***** Task material

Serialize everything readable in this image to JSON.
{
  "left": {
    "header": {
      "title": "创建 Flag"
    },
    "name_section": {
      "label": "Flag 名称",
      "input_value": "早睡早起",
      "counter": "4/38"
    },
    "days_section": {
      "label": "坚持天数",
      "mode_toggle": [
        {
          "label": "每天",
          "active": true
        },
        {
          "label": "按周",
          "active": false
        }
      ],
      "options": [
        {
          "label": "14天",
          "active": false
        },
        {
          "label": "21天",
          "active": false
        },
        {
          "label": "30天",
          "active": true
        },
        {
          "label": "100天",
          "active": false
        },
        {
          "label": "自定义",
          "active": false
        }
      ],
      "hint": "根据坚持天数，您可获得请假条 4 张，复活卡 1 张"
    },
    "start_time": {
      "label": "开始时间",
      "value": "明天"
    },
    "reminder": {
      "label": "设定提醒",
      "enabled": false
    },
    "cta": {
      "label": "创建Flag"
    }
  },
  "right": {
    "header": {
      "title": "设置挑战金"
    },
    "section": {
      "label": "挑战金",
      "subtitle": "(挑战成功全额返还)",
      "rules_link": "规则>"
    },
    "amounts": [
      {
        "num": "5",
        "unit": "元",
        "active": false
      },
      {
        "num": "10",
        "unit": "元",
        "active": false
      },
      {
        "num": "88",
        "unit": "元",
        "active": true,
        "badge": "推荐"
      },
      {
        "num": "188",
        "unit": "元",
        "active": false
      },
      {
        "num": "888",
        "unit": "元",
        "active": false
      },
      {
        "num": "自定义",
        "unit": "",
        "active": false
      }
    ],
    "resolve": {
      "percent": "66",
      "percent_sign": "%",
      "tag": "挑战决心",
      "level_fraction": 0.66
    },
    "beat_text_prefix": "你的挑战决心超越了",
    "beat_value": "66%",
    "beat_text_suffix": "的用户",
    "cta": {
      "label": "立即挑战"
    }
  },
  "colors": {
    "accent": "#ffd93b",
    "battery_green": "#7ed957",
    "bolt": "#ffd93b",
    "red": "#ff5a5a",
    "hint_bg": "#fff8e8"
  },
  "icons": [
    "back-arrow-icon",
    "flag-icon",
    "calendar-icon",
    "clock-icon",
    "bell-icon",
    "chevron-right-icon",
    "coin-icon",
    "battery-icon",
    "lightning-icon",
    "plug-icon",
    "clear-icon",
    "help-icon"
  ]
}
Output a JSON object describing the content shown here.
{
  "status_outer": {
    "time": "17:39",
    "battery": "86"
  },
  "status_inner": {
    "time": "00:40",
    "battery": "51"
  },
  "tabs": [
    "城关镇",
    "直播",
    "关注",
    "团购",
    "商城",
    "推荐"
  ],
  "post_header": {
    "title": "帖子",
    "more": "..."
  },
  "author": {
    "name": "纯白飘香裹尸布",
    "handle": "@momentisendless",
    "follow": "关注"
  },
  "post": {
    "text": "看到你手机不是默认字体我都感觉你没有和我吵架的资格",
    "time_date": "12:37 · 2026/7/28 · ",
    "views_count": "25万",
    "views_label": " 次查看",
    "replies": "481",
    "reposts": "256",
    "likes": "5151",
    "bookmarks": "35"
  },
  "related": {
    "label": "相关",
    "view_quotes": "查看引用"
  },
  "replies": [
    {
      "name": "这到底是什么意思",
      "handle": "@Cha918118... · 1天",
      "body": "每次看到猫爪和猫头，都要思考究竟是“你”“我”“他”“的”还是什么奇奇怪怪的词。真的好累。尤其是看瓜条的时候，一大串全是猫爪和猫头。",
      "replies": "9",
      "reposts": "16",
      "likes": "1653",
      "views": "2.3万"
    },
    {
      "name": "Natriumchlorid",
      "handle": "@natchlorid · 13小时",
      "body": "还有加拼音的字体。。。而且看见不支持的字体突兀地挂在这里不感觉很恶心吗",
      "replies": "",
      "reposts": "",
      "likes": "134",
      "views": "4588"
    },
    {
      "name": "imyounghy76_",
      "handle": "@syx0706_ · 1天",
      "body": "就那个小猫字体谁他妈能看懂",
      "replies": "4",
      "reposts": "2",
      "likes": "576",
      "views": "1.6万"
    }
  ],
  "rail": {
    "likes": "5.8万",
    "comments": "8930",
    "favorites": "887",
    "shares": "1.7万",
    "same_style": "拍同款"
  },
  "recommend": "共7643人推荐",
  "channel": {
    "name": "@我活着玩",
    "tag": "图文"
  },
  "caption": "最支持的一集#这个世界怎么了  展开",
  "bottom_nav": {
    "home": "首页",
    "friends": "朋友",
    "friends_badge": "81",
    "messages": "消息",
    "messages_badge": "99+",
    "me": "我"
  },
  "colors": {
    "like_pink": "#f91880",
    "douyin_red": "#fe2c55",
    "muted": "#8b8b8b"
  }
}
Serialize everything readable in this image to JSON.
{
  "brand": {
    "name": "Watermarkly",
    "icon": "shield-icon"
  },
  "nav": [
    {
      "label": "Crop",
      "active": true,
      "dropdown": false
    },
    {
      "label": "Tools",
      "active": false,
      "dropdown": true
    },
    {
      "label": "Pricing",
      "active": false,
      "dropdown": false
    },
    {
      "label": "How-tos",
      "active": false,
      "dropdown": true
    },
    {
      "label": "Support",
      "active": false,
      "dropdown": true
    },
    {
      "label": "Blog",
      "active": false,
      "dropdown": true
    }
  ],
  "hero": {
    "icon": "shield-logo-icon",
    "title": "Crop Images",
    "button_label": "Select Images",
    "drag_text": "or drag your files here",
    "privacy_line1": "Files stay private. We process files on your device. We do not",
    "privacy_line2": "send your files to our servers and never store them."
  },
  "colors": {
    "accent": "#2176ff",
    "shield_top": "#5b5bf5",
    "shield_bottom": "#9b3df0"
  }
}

**********

**The task**
Using the listing above, retype each line exactly.

**Finished task**
Serialize everything readable in this image to JSON.
{
  "left": {
    "header": {
      "title": "创建 Flag"
    },
    "name_section": {
      "label": "Flag 名称",
      "input_value": "早睡早起",
      "counter": "4/38"
    },
    "days_section": {
      "label": "坚持天数",
      "mode_toggle": [
        {
          "label": "每天",
          "active": true
        },
        {
          "label": "按周",
          "active": false
        }
      ],
      "options": [
        {
          "label": "14天",
          "active": false
        },
        {
          "label": "21天",
          "active": false
        },
        {
          "label": "30天",
          "active": true
        },
        {
          "label": "100天",
          "active": false
        },
        {
          "label": "自定义",
          "active": false
        }
      ],
      "hint": "根据坚持天数，您可获得请假条 4 张，复活卡 1 张"
    },
    "start_time": {
      "label": "开始时间",
      "value": "明天"
    },
    "reminder": {
      "label": "设定提醒",
      "enabled": false
    },
    "cta": {
      "label": "创建Flag"
    }
  },
  "right": {
    "header": {
      "title": "设置挑战金"
    },
    "section": {
      "label": "挑战金",
      "subtitle": "(挑战成功全额返还)",
      "rules_link": "规则>"
    },
    "amounts": [
      {
        "num": "5",
        "unit": "元",
        "active": false
      },
      {
        "num": "10",
        "unit": "元",
        "active": false
      },
      {
        "num": "88",
        "unit": "元",
        "active": true,
        "badge": "推荐"
      },
      {
        "num": "188",
        "unit": "元",
        "active": false
      },
      {
        "num": "888",
        "unit": "元",
        "active": false
      },
      {
        "num": "自定义",
        "unit": "",
        "active": false
      }
    ],
    "resolve": {
      "percent": "66",
      "percent_sign": "%",
      "tag": "挑战决心",
      "level_fraction": 0.66
    },
    "beat_text_prefix": "你的挑战决心超越了",
    "beat_value": "66%",
    "beat_text_suffix": "的用户",
    "cta": {
      "label": "立即挑战"
    }
  },
  "colors": {
    "accent": "#ffd93b",
    "battery_green": "#7ed957",
    "bolt": "#ffd93b",
    "red": "#ff5a5a",
    "hint_bg": "#fff8e8"
  },
  "icons": [
    "back-arrow-icon",
    "flag-icon",
    "calendar-icon",
    "clock-icon",
    "bell-icon",
    "chevron-right-icon",
    "coin-icon",
    "battery-icon",
    "lightning-icon",
    "plug-icon",
    "clear-icon",
    "help-icon"
  ]
}
Output a JSON object describing the content shown here.
{
  "status_outer": {
    "time": "17:39",
    "battery": "86"
  },
  "status_inner": {
    "time": "00:40",
    "battery": "51"
  },
  "tabs": [
    "城关镇",
    "直播",
    "关注",
    "团购",
    "商城",
    "推荐"
  ],
  "post_header": {
    "title": "帖子",
    "more": "..."
  },
  "author": {
    "name": "纯白飘香裹尸布",
    "handle": "@momentisendless",
    "follow": "关注"
  },
  "post": {
    "text": "看到你手机不是默认字体我都感觉你没有和我吵架的资格",
    "time_date": "12:37 · 2026/7/28 · ",
    "views_count": "25万",
    "views_label": " 次查看",
    "replies": "481",
    "reposts": "256",
    "likes": "5151",
    "bookmarks": "35"
  },
  "related": {
    "label": "相关",
    "view_quotes": "查看引用"
  },
  "replies": [
    {
      "name": "这到底是什么意思",
      "handle": "@Cha918118... · 1天",
      "body": "每次看到猫爪和猫头，都要思考究竟是“你”“我”“他”“的”还是什么奇奇怪怪的词。真的好累。尤其是看瓜条的时候，一大串全是猫爪和猫头。",
      "replies": "9",
      "reposts": "16",
      "likes": "1653",
      "views": "2.3万"
    },
    {
      "name": "Natriumchlorid",
      "handle": "@natchlorid · 13小时",
      "body": "还有加拼音的字体。。。而且看见不支持的字体突兀地挂在这里不感觉很恶心吗",
      "replies": "",
      "reposts": "",
      "likes": "134",
      "views": "4588"
    },
    {
      "name": "imyounghy76_",
      "handle": "@syx0706_ · 1天",
      "body": "就那个小猫字体谁他妈能看懂",
      "replies": "4",
      "reposts": "2",
      "likes": "576",
      "views": "1.6万"
    }
  ],
  "rail": {
    "likes": "5.8万",
    "comments": "8930",
    "favorites": "887",
    "shares": "1.7万",
    "same_style": "拍同款"
  },
  "recommend": "共7643人推荐",
  "channel": {
    "name": "@我活着玩",
    "tag": "图文"
  },
  "caption": "最支持的一集#这个世界怎么了  展开",
  "bottom_nav": {
    "home": "首页",
    "friends": "朋友",
    "friends_badge": "81",
    "messages": "消息",
    "messages_badge": "99+",
    "me": "我"
  },
  "colors": {
    "like_pink": "#f91880",
    "douyin_red": "#fe2c55",
    "muted": "#8b8b8b"
  }
}
Serialize everything readable in this image to JSON.
{
  "brand": {
    "name": "Watermarkly",
    "icon": "shield-icon"
  },
  "nav": [
    {
      "label": "Crop",
      "active": true,
      "dropdown": false
    },
    {
      "label": "Tools",
      "active": false,
      "dropdown": true
    },
    {
      "label": "Pricing",
      "active": false,
      "dropdown": false
    },
    {
      "label": "How-tos",
      "active": false,
      "dropdown": true
    },
    {
      "label": "Support",
      "active": false,
      "dropdown": true
    },
    {
      "label": "Blog",
      "active": false,
      "dropdown": true
    }
  ],
  "hero": {
    "icon": "shield-logo-icon",
    "title": "Crop Images",
    "button_label": "Select Images",
    "drag_text": "or drag your files here",
    "privacy_line1": "Files stay private. We process files on your device. We do not",
    "privacy_line2": "send your files to our servers and never store them."
  },
  "colors": {
    "accent": "#2176ff",
    "shield_top": "#5b5bf5",
    "shield_bottom": "#9b3df0"
  }
}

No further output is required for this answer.